■ Data records
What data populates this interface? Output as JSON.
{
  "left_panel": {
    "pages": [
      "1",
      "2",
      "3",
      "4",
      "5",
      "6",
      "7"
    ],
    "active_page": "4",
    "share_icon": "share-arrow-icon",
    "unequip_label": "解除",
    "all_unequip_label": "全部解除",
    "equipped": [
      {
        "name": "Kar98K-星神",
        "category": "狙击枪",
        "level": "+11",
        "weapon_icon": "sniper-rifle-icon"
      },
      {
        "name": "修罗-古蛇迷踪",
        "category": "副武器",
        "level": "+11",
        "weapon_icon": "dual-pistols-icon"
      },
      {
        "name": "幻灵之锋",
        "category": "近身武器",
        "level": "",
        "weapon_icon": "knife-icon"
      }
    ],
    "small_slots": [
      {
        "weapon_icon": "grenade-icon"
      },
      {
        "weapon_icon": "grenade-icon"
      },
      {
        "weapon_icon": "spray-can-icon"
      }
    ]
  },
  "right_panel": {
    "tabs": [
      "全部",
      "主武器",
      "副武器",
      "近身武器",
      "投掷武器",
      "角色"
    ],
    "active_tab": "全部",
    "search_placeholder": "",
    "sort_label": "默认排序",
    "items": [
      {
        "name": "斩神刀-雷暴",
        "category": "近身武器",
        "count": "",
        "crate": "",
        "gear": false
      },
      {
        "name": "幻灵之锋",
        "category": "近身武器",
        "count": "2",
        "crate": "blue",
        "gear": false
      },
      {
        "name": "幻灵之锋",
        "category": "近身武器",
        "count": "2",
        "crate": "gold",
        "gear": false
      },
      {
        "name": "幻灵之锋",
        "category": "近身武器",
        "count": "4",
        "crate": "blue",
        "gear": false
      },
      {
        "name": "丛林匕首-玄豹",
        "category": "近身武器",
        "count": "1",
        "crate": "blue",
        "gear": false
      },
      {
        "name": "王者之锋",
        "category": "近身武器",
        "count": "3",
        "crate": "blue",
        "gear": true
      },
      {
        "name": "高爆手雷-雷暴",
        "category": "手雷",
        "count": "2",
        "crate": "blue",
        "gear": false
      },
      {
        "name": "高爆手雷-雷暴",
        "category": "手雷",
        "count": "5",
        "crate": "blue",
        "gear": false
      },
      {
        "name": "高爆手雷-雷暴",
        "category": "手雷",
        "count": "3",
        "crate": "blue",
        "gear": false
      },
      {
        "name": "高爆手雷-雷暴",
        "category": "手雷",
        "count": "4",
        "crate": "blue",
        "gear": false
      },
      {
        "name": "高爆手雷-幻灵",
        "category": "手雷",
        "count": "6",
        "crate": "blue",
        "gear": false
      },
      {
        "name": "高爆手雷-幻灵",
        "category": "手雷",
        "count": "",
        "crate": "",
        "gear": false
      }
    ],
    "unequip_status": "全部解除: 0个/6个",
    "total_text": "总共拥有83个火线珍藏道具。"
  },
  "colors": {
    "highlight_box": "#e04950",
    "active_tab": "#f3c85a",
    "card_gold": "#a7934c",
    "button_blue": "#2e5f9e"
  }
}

■ Do this
Copy out the whole listing exactly; please set it all down.

■ Answer to this exercise
What data populates this interface? Output as JSON.
{
  "left_panel": {
    "pages": [
      "1",
      "2",
      "3",
      "4",
      "5",
      "6",
      "7"
    ],
    "active_page": "4",
    "share_icon": "share-arrow-icon",
    "unequip_label": "解除",
    "all_unequip_label": "全部解除",
    "equipped": [
      {
        "name": "Kar98K-星神",
        "category": "狙击枪",
        "level": "+11",
        "weapon_icon": "sniper-rifle-icon"
      },
      {
        "name": "修罗-古蛇迷踪",
        "category": "副武器",
        "level": "+11",
        "weapon_icon": "dual-pistols-icon"
      },
      {
        "name": "幻灵之锋",
        "category": "近身武器",
        "level": "",
        "weapon_icon": "knife-icon"
      }
    ],
    "small_slots": [
      {
        "weapon_icon": "grenade-icon"
      },
      {
        "weapon_icon": "grenade-icon"
      },
      {
        "weapon_icon": "spray-can-icon"
      }
    ]
  },
  "right_panel": {
    "tabs": [
      "全部",
      "主武器",
      "副武器",
      "近身武器",
      "投掷武器",
      "角色"
    ],
    "active_tab": "全部",
    "search_placeholder": "",
    "sort_label": "默认排序",
    "items": [
      {
        "name": "斩神刀-雷暴",
        "category": "近身武器",
        "count": "",
        "crate": "",
        "gear": false
      },
      {
        "name": "幻灵之锋",
        "category": "近身武器",
        "count": "2",
        "crate": "blue",
        "gear": false
      },
      {
        "name": "幻灵之锋",
        "category": "近身武器",
        "count": "2",
        "crate": "gold",
        "gear": false
      },
      {
        "name": "幻灵之锋",
        "category": "近身武器",
        "count": "4",
        "crate": "blue",
        "gear": false
      },
      {
        "name": "丛林匕首-玄豹",
        "category": "近身武器",
        "count": "1",
        "crate": "blue",
        "gear": false
      },
      {
        "name": "王者之锋",
        "category": "近身武器",
        "count": "3",
        "crate": "blue",
        "gear": true
      },
      {
        "name": "高爆手雷-雷暴",
        "category": "手雷",
        "count": "2",
        "crate": "blue",
        "gear": false
      },
      {
        "name": "高爆手雷-雷暴",
        "category": "手雷",
        "count": "5",
        "crate": "blue",
        "gear": false
      },
      {
        "name": "高爆手雷-雷暴",
        "category": "手雷",
        "count": "3",
        "crate": "blue",
        "gear": false
      },
      {
        "name": "高爆手雷-雷暴",
        "category": "手雷",
        "count": "4",
        "crate": "blue",
        "gear": false
      },
      {
        "name": "高爆手雷-幻灵",
        "category": "手雷",
        "count": "6",
        "crate": "blue",
        "gear": false
      },
      {
        "name": "高爆手雷-幻灵",
        "category": "手雷",
        "count": "",
        "crate": "",
        "gear": false
      }
    ],
    "unequip_status": "全部解除: 0个/6个",
    "total_text": "总共拥有83个火线珍藏道具。"
  },
  "colors": {
    "highlight_box": "#e04950",
    "active_tab": "#f3c85a",
    "card_gold": "#a7934c",
    "button_blue": "#2e5f9e"
  }
}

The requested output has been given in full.